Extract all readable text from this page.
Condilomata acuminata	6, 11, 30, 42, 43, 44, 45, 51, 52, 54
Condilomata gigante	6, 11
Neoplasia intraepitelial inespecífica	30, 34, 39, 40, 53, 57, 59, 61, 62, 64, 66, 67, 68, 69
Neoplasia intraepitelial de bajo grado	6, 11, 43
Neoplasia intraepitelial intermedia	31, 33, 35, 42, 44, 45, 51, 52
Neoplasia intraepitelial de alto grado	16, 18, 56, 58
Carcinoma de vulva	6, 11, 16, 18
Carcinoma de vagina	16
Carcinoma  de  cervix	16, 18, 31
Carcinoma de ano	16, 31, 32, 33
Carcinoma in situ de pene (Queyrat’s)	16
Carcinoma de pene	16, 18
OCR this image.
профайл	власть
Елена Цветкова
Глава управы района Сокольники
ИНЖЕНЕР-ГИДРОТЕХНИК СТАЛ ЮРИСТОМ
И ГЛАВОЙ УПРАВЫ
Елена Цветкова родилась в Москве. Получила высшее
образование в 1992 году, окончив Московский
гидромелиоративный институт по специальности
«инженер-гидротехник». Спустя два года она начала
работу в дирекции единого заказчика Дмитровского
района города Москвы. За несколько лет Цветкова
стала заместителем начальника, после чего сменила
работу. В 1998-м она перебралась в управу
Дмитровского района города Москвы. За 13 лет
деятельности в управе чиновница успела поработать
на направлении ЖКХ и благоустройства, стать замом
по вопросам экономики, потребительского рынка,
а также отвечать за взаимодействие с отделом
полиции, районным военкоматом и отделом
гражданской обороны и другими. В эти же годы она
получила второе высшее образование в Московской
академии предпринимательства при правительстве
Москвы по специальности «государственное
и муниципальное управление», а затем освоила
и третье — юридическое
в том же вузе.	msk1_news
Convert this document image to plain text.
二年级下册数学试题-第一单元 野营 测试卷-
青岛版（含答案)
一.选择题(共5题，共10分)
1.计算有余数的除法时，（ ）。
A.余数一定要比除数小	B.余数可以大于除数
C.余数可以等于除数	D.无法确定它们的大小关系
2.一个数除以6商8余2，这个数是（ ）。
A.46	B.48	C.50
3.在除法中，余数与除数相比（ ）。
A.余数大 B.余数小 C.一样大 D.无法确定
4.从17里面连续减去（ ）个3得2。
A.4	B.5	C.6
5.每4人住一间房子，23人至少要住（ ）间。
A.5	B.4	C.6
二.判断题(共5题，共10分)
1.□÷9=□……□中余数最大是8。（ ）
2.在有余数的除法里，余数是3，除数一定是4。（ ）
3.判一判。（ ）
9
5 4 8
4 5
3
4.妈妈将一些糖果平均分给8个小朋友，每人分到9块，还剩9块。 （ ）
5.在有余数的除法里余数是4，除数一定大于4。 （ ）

TASK GOAL
Take the lines above from the one holding "Convert this document image to plain text." to the last and output them exactly.

THE SOLUTION
Convert this document image to plain text.
二年级下册数学试题-第一单元 野营 测试卷-
青岛版（含答案)
一.选择题(共5题，共10分)
1.计算有余数的除法时，（ ）。
A.余数一定要比除数小	B.余数可以大于除数
C.余数可以等于除数	D.无法确定它们的大小关系
2.一个数除以6商8余2，这个数是（ ）。
A.46	B.48	C.50
3.在除法中，余数与除数相比（ ）。
A.余数大 B.余数小 C.一样大 D.无法确定
4.从17里面连续减去（ ）个3得2。
A.4	B.5	C.6
5.每4人住一间房子，23人至少要住（ ）间。
A.5	B.4	C.6
二.判断题(共5题，共10分)
1.□÷9=□……□中余数最大是8。（ ）
2.在有余数的除法里，余数是3，除数一定是4。（ ）
3.判一判。（ ）
9
5 4 8
4 5
3
4.妈妈将一些糖果平均分给8个小朋友，每人分到9块，还剩9块。 （ ）
5.在有余数的除法里余数是4，除数一定大于4。 （ ）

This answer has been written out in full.